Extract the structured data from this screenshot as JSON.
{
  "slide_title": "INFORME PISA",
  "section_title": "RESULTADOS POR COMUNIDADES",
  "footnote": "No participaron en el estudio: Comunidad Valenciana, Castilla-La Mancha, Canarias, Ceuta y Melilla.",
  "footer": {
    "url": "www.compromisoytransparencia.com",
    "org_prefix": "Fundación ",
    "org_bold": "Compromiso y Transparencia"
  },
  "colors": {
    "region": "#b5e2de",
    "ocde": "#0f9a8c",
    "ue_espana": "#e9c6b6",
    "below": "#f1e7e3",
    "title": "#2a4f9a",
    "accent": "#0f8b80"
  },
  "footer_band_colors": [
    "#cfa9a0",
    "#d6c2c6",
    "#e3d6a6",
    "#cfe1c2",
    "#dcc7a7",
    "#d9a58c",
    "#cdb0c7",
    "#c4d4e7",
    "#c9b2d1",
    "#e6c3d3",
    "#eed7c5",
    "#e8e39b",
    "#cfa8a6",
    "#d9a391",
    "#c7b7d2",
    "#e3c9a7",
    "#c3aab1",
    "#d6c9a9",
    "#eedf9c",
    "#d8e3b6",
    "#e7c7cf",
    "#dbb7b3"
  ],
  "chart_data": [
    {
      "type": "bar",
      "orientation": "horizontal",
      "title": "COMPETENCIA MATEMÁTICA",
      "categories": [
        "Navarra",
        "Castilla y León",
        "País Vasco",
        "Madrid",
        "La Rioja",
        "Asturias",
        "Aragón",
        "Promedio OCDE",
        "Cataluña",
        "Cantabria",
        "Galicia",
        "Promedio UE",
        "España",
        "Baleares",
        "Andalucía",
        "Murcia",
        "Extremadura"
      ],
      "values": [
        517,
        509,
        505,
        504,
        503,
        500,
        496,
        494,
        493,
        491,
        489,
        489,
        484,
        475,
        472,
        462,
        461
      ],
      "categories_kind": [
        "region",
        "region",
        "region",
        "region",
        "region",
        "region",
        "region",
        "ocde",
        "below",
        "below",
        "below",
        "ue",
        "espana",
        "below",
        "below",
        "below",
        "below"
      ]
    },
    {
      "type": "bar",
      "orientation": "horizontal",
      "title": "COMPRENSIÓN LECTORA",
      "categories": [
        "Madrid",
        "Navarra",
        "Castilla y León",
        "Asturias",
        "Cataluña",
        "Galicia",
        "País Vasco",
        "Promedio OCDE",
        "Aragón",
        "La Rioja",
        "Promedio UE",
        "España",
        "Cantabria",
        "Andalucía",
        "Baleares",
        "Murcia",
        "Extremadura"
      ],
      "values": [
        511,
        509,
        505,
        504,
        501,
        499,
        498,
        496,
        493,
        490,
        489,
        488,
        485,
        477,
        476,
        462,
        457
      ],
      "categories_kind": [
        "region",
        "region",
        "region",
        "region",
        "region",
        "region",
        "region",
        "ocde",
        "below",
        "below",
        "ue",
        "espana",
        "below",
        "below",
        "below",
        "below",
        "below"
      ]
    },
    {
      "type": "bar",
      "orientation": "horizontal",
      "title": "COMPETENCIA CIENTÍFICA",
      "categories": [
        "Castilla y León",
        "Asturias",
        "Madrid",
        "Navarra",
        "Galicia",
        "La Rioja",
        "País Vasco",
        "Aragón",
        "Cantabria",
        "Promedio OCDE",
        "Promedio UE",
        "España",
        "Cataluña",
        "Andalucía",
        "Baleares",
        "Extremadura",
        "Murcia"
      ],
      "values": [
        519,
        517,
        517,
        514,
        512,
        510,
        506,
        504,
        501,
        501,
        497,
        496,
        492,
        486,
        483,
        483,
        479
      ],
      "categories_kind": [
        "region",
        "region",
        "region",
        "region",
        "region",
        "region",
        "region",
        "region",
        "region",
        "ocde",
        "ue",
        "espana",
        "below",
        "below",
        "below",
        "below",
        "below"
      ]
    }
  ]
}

====

Task to carry out:
Identify and list each line with the word "COMPETENCIA".

Response to the exercise:
      "title": "COMPETENCIA MATEMÁTICA",
      "title": "COMPETENCIA CIENTÍFICA",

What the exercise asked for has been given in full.